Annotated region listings
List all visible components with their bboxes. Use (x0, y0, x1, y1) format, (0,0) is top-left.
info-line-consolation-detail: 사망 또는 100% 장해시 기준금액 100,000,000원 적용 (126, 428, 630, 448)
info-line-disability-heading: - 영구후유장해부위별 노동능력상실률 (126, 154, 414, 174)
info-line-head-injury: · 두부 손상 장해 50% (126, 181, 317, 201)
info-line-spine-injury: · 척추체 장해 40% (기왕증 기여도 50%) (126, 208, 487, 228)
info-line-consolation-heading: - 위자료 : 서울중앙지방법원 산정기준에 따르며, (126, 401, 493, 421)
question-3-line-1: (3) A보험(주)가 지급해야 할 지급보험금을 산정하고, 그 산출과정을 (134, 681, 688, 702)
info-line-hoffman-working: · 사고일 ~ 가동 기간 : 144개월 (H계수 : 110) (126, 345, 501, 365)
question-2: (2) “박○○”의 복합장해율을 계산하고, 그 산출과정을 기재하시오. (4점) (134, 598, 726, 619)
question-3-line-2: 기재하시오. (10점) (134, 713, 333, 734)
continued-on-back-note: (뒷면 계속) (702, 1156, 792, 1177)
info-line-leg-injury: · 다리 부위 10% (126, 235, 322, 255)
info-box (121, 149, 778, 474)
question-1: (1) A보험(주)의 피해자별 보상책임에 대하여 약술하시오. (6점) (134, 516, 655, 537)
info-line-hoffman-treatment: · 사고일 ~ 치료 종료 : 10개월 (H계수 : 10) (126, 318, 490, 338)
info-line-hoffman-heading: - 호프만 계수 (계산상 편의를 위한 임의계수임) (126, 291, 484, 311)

## WORK TO BE COMPLETED
Retype everything from the start of the entries down to the line containing "info-line-spine-injury: · 척추체", including that line.

## RESULT OF THE TASK
List all visible components with their bboxes. Use (x0, y0, x1, y1) format, (0,0) is top-left.
info-line-consolation-detail: 사망 또는 100% 장해시 기준금액 100,000,000원 적용 (126, 428, 630, 448)
info-line-disability-heading: - 영구후유장해부위별 노동능력상실률 (126, 154, 414, 174)
info-line-head-injury: · 두부 손상 장해 50% (126, 181, 317, 201)
info-line-spine-injury: · 척추체 장해 40% (기왕증 기여도 50%) (126, 208, 487, 228)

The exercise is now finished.